** start AVAILABLE RECORDS **

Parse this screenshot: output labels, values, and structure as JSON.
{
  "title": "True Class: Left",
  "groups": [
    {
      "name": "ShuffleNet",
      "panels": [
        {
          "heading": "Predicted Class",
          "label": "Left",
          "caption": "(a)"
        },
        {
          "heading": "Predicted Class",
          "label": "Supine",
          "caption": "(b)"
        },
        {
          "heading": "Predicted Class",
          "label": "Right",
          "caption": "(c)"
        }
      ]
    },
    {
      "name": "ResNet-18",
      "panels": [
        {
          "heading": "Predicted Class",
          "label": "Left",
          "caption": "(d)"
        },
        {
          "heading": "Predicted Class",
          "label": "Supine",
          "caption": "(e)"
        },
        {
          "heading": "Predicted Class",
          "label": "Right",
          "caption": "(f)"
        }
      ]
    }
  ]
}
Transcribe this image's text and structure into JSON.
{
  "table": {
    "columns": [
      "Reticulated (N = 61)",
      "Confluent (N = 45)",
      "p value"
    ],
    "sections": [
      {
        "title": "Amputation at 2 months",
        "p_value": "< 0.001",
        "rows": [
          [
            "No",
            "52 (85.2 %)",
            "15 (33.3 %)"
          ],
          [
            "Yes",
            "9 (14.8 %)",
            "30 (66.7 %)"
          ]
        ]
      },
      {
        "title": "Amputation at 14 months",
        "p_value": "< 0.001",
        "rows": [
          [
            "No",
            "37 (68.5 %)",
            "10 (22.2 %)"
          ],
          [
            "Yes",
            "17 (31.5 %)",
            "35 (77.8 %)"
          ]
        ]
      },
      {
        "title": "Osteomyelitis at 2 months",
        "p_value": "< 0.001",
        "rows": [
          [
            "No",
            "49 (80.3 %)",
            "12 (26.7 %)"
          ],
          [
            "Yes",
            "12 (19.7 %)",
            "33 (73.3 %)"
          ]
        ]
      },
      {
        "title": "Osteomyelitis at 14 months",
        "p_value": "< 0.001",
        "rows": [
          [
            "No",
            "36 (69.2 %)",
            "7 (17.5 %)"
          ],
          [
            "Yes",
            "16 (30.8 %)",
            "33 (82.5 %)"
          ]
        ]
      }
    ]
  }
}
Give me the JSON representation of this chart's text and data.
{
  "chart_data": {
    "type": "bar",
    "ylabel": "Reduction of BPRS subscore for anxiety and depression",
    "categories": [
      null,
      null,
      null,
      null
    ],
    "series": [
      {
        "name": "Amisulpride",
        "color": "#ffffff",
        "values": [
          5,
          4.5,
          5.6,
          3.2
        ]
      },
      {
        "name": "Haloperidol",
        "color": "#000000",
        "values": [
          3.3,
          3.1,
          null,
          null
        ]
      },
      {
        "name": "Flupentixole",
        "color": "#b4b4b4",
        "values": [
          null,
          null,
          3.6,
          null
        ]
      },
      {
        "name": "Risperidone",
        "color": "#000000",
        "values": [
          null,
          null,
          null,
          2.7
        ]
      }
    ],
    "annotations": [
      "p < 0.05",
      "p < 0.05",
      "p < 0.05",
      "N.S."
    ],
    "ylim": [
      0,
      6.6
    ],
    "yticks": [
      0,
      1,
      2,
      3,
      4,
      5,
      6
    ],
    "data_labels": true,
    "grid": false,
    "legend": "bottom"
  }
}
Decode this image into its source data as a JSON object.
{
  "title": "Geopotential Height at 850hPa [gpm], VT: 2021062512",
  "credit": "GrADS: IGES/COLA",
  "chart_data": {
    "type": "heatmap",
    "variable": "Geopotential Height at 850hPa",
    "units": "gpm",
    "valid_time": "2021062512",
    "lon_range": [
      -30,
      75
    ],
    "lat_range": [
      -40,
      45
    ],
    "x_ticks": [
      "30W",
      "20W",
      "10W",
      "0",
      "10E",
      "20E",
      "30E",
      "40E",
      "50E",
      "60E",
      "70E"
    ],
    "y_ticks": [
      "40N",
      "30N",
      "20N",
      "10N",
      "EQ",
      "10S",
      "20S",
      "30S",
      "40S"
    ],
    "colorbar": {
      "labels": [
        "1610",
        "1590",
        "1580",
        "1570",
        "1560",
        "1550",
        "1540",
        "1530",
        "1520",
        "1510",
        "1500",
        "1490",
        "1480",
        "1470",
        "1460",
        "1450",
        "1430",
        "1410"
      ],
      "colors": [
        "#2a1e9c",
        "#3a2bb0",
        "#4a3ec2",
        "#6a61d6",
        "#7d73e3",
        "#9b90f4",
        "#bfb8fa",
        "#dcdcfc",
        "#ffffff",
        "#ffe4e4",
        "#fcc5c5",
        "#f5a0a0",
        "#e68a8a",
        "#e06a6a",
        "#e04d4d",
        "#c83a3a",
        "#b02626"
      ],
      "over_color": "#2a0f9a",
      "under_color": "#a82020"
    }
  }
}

** end AVAILABLE RECORDS **

◆ WORK TO BE COMPLETED ◆
Select from the material above each line in which the string "Height" appears, and list those lines.

◆ FINISHED ANSWER ◆
  "title": "Geopotential Height at 850hPa [gpm], VT: 2021062512",
    "variable": "Geopotential Height at 850hPa",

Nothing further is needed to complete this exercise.